-- BEGIN Data listing --

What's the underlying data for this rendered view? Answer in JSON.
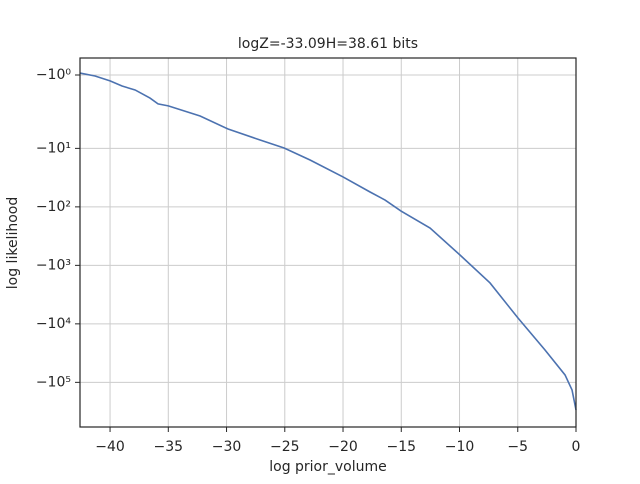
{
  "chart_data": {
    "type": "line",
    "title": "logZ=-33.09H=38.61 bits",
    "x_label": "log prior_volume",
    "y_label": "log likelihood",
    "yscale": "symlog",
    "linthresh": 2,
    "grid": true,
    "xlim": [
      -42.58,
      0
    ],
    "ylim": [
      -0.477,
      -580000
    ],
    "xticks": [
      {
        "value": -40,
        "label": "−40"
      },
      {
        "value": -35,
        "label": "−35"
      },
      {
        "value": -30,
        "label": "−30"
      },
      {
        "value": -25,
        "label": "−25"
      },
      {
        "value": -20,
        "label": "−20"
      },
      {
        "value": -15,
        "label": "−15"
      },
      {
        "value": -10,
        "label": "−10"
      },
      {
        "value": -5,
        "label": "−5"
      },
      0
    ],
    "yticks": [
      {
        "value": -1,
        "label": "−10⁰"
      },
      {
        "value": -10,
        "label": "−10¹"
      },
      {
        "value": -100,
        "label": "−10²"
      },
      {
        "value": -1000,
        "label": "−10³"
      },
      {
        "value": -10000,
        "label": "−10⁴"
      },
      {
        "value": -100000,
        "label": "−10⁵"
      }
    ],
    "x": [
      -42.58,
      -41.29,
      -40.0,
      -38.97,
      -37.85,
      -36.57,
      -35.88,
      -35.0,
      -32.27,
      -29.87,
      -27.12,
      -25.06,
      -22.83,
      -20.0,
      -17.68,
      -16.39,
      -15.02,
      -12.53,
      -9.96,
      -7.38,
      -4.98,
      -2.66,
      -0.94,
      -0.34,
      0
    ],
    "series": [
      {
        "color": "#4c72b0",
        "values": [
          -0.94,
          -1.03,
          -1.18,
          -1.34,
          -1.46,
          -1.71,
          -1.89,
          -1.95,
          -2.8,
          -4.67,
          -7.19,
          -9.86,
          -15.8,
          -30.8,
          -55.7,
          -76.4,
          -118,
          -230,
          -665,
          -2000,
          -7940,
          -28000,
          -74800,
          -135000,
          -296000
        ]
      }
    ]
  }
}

-- END Data listing --
-- BEGIN Data listing --

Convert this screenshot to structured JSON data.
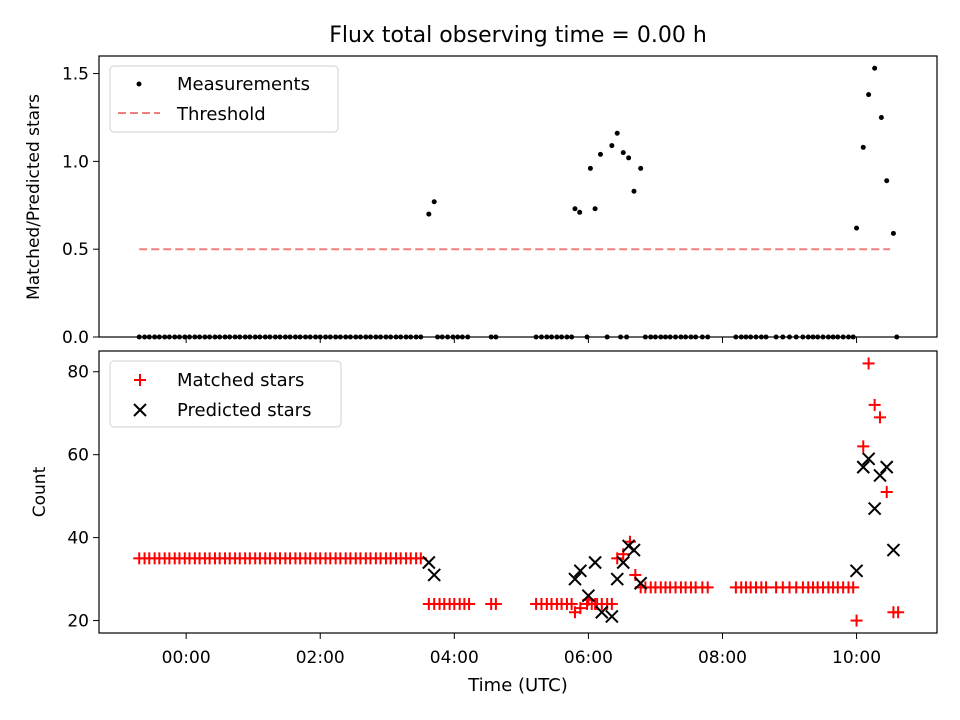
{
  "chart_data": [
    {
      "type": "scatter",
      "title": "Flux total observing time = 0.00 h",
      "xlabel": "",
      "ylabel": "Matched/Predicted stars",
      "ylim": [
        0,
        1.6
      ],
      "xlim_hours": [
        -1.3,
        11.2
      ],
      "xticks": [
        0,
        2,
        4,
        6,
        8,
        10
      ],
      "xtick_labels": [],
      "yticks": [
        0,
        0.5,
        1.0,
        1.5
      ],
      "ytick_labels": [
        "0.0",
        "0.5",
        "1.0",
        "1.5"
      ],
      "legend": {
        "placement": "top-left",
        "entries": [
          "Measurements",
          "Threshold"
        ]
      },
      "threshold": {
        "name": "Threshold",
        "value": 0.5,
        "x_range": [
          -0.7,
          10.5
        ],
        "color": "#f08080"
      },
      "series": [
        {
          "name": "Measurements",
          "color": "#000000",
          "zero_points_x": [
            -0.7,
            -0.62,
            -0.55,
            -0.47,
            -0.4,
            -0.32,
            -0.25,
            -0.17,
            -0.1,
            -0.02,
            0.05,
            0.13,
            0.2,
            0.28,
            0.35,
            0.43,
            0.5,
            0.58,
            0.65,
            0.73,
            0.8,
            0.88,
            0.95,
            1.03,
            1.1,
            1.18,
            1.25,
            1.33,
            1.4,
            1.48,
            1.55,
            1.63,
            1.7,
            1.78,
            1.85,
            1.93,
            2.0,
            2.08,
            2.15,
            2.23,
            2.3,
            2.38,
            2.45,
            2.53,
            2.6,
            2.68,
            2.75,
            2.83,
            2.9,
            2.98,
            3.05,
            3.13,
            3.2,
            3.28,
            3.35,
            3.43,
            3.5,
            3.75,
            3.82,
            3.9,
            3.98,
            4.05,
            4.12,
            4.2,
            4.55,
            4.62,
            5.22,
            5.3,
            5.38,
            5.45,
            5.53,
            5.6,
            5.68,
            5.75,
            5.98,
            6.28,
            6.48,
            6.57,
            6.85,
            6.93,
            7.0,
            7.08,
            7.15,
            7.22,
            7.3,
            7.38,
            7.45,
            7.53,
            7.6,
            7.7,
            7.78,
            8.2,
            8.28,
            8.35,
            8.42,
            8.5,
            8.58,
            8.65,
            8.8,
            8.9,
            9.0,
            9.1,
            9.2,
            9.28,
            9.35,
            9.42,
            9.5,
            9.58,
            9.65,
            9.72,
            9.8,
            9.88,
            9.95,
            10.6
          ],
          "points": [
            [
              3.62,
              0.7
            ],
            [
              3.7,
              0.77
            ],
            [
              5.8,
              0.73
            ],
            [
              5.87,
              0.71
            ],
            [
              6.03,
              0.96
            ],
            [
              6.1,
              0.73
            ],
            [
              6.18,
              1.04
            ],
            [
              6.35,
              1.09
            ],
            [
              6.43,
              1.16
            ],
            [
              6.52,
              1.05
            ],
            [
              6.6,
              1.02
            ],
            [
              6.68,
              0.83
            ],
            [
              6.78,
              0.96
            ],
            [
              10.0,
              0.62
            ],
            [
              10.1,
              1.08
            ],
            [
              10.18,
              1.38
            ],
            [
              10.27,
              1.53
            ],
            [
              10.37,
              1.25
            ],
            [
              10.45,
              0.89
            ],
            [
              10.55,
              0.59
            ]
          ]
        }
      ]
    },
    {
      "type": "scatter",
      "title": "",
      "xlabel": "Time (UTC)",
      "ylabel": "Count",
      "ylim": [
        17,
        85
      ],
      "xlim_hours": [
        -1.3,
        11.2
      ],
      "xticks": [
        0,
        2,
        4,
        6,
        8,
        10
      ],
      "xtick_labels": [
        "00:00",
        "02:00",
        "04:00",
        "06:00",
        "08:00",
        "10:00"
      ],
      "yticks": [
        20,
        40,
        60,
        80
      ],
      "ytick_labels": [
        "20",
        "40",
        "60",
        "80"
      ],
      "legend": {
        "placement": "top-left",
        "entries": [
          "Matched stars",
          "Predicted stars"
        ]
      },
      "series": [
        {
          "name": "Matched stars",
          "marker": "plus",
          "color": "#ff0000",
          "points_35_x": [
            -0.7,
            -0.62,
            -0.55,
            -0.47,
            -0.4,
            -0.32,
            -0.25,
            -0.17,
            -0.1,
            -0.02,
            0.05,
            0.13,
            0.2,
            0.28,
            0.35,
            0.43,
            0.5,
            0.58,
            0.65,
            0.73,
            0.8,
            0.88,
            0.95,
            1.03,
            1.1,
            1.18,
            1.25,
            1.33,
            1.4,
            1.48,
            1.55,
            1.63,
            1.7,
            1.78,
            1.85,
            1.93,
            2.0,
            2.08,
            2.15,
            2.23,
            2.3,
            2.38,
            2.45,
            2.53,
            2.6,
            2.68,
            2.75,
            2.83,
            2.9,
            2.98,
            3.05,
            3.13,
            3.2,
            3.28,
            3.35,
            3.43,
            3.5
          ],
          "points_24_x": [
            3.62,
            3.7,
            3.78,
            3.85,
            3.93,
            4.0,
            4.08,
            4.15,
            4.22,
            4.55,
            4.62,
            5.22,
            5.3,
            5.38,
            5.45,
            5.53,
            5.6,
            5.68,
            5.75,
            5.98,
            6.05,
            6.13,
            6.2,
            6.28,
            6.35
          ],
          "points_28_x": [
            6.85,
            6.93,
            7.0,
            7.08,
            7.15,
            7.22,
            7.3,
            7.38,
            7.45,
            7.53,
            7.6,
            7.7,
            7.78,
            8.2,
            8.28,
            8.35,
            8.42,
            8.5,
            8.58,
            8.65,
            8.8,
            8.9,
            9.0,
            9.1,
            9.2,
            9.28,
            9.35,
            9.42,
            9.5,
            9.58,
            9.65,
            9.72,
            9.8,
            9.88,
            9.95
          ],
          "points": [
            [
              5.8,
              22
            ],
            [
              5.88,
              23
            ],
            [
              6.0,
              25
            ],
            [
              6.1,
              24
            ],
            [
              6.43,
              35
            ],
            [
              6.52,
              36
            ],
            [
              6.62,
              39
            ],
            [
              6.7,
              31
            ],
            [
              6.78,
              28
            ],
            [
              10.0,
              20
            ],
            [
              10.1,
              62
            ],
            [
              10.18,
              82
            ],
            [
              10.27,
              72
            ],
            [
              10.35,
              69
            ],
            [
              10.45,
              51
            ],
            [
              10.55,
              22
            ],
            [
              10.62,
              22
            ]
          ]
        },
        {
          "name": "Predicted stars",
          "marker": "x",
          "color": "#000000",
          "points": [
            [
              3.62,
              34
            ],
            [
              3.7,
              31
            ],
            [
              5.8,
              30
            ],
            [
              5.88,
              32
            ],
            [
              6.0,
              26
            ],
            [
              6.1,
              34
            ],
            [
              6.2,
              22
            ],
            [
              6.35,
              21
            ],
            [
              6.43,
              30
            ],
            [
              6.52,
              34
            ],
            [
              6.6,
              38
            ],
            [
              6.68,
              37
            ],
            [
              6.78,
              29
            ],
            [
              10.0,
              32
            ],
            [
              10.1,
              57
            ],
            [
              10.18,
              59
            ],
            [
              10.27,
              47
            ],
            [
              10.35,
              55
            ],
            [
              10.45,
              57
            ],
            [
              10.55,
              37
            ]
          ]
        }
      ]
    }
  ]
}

-- END Data listing --

(Exercise objective): Go over the entries above and say how many lines hold the string "name", with no other text.

(Output for this task): 4